* _What the task asks_: Write out all of the entries exactly, please.

── Given data ──

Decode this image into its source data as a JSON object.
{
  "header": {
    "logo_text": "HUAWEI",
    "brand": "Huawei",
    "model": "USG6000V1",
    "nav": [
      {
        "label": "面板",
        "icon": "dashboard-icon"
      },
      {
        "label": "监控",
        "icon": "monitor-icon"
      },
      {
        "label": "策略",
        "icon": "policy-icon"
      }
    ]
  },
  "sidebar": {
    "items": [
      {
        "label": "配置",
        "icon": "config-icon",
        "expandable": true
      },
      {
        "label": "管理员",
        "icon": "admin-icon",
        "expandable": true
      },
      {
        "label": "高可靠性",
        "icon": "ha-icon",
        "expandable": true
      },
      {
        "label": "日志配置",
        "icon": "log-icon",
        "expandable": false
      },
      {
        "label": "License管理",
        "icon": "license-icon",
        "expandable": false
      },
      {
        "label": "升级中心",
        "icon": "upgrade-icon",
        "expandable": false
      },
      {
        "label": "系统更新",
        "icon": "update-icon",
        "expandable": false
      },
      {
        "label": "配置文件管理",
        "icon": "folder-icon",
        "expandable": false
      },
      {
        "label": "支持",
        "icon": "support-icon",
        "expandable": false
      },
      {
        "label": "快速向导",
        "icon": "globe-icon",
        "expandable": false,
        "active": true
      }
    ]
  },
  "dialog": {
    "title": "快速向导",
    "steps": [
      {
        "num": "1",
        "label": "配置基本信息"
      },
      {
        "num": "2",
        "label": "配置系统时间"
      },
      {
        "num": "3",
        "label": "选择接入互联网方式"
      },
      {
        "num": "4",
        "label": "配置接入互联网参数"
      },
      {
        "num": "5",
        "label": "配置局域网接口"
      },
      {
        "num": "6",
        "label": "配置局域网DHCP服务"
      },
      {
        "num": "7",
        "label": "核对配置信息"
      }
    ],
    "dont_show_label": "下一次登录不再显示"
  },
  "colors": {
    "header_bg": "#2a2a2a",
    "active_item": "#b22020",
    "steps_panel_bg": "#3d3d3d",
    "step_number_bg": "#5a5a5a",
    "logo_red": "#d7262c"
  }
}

───

* _Task result_:
Decode this image into its source data as a JSON object.
{
  "header": {
    "logo_text": "HUAWEI",
    "brand": "Huawei",
    "model": "USG6000V1",
    "nav": [
      {
        "label": "面板",
        "icon": "dashboard-icon"
      },
      {
        "label": "监控",
        "icon": "monitor-icon"
      },
      {
        "label": "策略",
        "icon": "policy-icon"
      }
    ]
  },
  "sidebar": {
    "items": [
      {
        "label": "配置",
        "icon": "config-icon",
        "expandable": true
      },
      {
        "label": "管理员",
        "icon": "admin-icon",
        "expandable": true
      },
      {
        "label": "高可靠性",
        "icon": "ha-icon",
        "expandable": true
      },
      {
        "label": "日志配置",
        "icon": "log-icon",
        "expandable": false
      },
      {
        "label": "License管理",
        "icon": "license-icon",
        "expandable": false
      },
      {
        "label": "升级中心",
        "icon": "upgrade-icon",
        "expandable": false
      },
      {
        "label": "系统更新",
        "icon": "update-icon",
        "expandable": false
      },
      {
        "label": "配置文件管理",
        "icon": "folder-icon",
        "expandable": false
      },
      {
        "label": "支持",
        "icon": "support-icon",
        "expandable": false
      },
      {
        "label": "快速向导",
        "icon": "globe-icon",
        "expandable": false,
        "active": true
      }
    ]
  },
  "dialog": {
    "title": "快速向导",
    "steps": [
      {
        "num": "1",
        "label": "配置基本信息"
      },
      {
        "num": "2",
        "label": "配置系统时间"
      },
      {
        "num": "3",
        "label": "选择接入互联网方式"
      },
      {
        "num": "4",
        "label": "配置接入互联网参数"
      },
      {
        "num": "5",
        "label": "配置局域网接口"
      },
      {
        "num": "6",
        "label": "配置局域网DHCP服务"
      },
      {
        "num": "7",
        "label": "核对配置信息"
      }
    ],
    "dont_show_label": "下一次登录不再显示"
  },
  "colors": {
    "header_bg": "#2a2a2a",
    "active_item": "#b22020",
    "steps_panel_bg": "#3d3d3d",
    "step_number_bg": "#5a5a5a",
    "logo_red": "#d7262c"
  }
}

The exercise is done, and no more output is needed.